---------- MATERIAL FOR THE TASK

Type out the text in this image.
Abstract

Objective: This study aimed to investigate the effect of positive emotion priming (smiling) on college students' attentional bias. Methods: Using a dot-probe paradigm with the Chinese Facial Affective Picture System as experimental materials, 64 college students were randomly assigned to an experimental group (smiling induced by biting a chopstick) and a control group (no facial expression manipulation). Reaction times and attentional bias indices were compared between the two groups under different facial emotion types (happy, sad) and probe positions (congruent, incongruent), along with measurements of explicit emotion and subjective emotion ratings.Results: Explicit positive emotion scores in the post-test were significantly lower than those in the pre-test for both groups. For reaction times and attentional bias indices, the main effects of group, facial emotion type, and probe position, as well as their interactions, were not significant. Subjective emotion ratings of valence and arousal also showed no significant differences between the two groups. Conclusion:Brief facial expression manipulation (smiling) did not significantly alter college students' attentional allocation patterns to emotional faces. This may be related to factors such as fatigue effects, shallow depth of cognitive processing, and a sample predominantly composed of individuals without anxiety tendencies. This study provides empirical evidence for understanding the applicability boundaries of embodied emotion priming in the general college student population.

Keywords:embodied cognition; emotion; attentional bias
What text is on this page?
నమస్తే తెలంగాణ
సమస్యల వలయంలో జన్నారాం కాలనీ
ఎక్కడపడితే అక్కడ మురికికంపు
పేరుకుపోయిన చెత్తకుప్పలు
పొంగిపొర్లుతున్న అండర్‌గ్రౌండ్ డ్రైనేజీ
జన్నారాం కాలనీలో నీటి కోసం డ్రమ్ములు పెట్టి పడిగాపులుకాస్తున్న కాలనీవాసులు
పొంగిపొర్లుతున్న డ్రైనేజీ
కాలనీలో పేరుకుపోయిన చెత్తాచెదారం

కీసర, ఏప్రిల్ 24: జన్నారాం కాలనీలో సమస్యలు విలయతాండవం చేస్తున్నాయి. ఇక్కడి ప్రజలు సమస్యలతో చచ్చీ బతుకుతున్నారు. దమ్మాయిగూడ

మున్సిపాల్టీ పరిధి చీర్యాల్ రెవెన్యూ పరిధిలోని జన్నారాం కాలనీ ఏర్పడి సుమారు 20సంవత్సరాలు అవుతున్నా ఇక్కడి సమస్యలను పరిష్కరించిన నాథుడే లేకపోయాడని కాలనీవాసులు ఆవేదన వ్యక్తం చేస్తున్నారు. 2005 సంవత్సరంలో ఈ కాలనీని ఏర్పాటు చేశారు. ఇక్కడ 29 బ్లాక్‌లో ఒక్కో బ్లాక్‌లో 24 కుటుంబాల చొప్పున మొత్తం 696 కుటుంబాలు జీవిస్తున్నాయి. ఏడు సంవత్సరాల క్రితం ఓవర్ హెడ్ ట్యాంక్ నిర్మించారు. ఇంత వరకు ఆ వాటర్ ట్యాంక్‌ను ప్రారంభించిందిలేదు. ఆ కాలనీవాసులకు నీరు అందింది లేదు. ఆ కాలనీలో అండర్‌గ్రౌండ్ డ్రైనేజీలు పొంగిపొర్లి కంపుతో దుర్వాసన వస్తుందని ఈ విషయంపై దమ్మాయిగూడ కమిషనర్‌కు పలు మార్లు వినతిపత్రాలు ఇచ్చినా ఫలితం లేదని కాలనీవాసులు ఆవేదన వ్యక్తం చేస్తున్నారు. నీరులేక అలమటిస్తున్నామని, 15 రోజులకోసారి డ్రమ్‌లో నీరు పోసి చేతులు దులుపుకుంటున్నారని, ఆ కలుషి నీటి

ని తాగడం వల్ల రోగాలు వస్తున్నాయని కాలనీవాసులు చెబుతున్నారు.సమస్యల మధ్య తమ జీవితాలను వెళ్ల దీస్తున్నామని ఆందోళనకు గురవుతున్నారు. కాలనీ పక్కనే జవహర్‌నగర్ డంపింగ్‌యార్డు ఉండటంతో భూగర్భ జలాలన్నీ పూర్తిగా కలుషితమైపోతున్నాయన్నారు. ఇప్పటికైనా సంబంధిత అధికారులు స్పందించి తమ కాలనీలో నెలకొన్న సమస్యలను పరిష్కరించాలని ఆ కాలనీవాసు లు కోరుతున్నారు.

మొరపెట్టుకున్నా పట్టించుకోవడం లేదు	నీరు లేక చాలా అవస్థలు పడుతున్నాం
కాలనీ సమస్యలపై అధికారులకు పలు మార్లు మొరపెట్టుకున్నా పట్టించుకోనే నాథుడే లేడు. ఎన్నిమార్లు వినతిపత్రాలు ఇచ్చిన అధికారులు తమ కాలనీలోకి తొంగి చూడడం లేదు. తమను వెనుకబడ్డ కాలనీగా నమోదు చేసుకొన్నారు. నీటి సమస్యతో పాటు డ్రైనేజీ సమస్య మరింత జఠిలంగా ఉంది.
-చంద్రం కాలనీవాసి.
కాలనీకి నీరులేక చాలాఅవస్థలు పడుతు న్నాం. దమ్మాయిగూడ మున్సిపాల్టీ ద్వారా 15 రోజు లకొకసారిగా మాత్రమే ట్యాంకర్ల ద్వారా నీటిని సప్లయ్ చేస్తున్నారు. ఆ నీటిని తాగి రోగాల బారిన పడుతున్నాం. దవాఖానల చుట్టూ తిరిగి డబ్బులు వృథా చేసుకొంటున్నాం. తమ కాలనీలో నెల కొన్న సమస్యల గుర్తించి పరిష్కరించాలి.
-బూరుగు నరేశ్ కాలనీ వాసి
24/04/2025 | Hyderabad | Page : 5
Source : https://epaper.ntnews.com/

--------------------

- [GIVEN PROBLEM]
Repeat all entries. Match them exactly.

- [EXERCISE RESPONSE]
Type out the text in this image.
Abstract

Objective: This study aimed to investigate the effect of positive emotion priming (smiling) on college students' attentional bias. Methods: Using a dot-probe paradigm with the Chinese Facial Affective Picture System as experimental materials, 64 college students were randomly assigned to an experimental group (smiling induced by biting a chopstick) and a control group (no facial expression manipulation). Reaction times and attentional bias indices were compared between the two groups under different facial emotion types (happy, sad) and probe positions (congruent, incongruent), along with measurements of explicit emotion and subjective emotion ratings.Results: Explicit positive emotion scores in the post-test were significantly lower than those in the pre-test for both groups. For reaction times and attentional bias indices, the main effects of group, facial emotion type, and probe position, as well as their interactions, were not significant. Subjective emotion ratings of valence and arousal also showed no significant differences between the two groups. Conclusion:Brief facial expression manipulation (smiling) did not significantly alter college students' attentional allocation patterns to emotional faces. This may be related to factors such as fatigue effects, shallow depth of cognitive processing, and a sample predominantly composed of individuals without anxiety tendencies. This study provides empirical evidence for understanding the applicability boundaries of embodied emotion priming in the general college student population.

Keywords:embodied cognition; emotion; attentional bias
What text is on this page?
నమస్తే తెలంగాణ
సమస్యల వలయంలో జన్నారాం కాలనీ
ఎక్కడపడితే అక్కడ మురికికంపు
పేరుకుపోయిన చెత్తకుప్పలు
పొంగిపొర్లుతున్న అండర్‌గ్రౌండ్ డ్రైనేజీ
జన్నారాం కాలనీలో నీటి కోసం డ్రమ్ములు పెట్టి పడిగాపులుకాస్తున్న కాలనీవాసులు
పొంగిపొర్లుతున్న డ్రైనేజీ
కాలనీలో పేరుకుపోయిన చెత్తాచెదారం

కీసర, ఏప్రిల్ 24: జన్నారాం కాలనీలో సమస్యలు విలయతాండవం చేస్తున్నాయి. ఇక్కడి ప్రజలు సమస్యలతో చచ్చీ బతుకుతున్నారు. దమ్మాయిగూడ

మున్సిపాల్టీ పరిధి చీర్యాల్ రెవెన్యూ పరిధిలోని జన్నారాం కాలనీ ఏర్పడి సుమారు 20సంవత్సరాలు అవుతున్నా ఇక్కడి సమస్యలను పరిష్కరించిన నాథుడే లేకపోయాడని కాలనీవాసులు ఆవేదన వ్యక్తం చేస్తున్నారు. 2005 సంవత్సరంలో ఈ కాలనీని ఏర్పాటు చేశారు. ఇక్కడ 29 బ్లాక్‌లో ఒక్కో బ్లాక్‌లో 24 కుటుంబాల చొప్పున మొత్తం 696 కుటుంబాలు జీవిస్తున్నాయి. ఏడు సంవత్సరాల క్రితం ఓవర్ హెడ్ ట్యాంక్ నిర్మించారు. ఇంత వరకు ఆ వాటర్ ట్యాంక్‌ను ప్రారంభించిందిలేదు. ఆ కాలనీవాసులకు నీరు అందింది లేదు. ఆ కాలనీలో అండర్‌గ్రౌండ్ డ్రైనేజీలు పొంగిపొర్లి కంపుతో దుర్వాసన వస్తుందని ఈ విషయంపై దమ్మాయిగూడ కమిషనర్‌కు పలు మార్లు వినతిపత్రాలు ఇచ్చినా ఫలితం లేదని కాలనీవాసులు ఆవేదన వ్యక్తం చేస్తున్నారు. నీరులేక అలమటిస్తున్నామని, 15 రోజులకోసారి డ్రమ్‌లో నీరు పోసి చేతులు దులుపుకుంటున్నారని, ఆ కలుషి నీటి

ని తాగడం వల్ల రోగాలు వస్తున్నాయని కాలనీవాసులు చెబుతున్నారు.సమస్యల మధ్య తమ జీవితాలను వెళ్ల దీస్తున్నామని ఆందోళనకు గురవుతున్నారు. కాలనీ పక్కనే జవహర్‌నగర్ డంపింగ్‌యార్డు ఉండటంతో భూగర్భ జలాలన్నీ పూర్తిగా కలుషితమైపోతున్నాయన్నారు. ఇప్పటికైనా సంబంధిత అధికారులు స్పందించి తమ కాలనీలో నెలకొన్న సమస్యలను పరిష్కరించాలని ఆ కాలనీవాసు లు కోరుతున్నారు.

మొరపెట్టుకున్నా పట్టించుకోవడం లేదు	నీరు లేక చాలా అవస్థలు పడుతున్నాం
కాలనీ సమస్యలపై అధికారులకు పలు మార్లు మొరపెట్టుకున్నా పట్టించుకోనే నాథుడే లేడు. ఎన్నిమార్లు వినతిపత్రాలు ఇచ్చిన అధికారులు తమ కాలనీలోకి తొంగి చూడడం లేదు. తమను వెనుకబడ్డ కాలనీగా నమోదు చేసుకొన్నారు. నీటి సమస్యతో పాటు డ్రైనేజీ సమస్య మరింత జఠిలంగా ఉంది.
-చంద్రం కాలనీవాసి.
కాలనీకి నీరులేక చాలాఅవస్థలు పడుతు న్నాం. దమ్మాయిగూడ మున్సిపాల్టీ ద్వారా 15 రోజు లకొకసారిగా మాత్రమే ట్యాంకర్ల ద్వారా నీటిని సప్లయ్ చేస్తున్నారు. ఆ నీటిని తాగి రోగాల బారిన పడుతున్నాం. దవాఖానల చుట్టూ తిరిగి డబ్బులు వృథా చేసుకొంటున్నాం. తమ కాలనీలో నెల కొన్న సమస్యల గుర్తించి పరిష్కరించాలి.
-బూరుగు నరేశ్ కాలనీ వాసి
24/04/2025 | Hyderabad | Page : 5
Source : https://epaper.ntnews.com/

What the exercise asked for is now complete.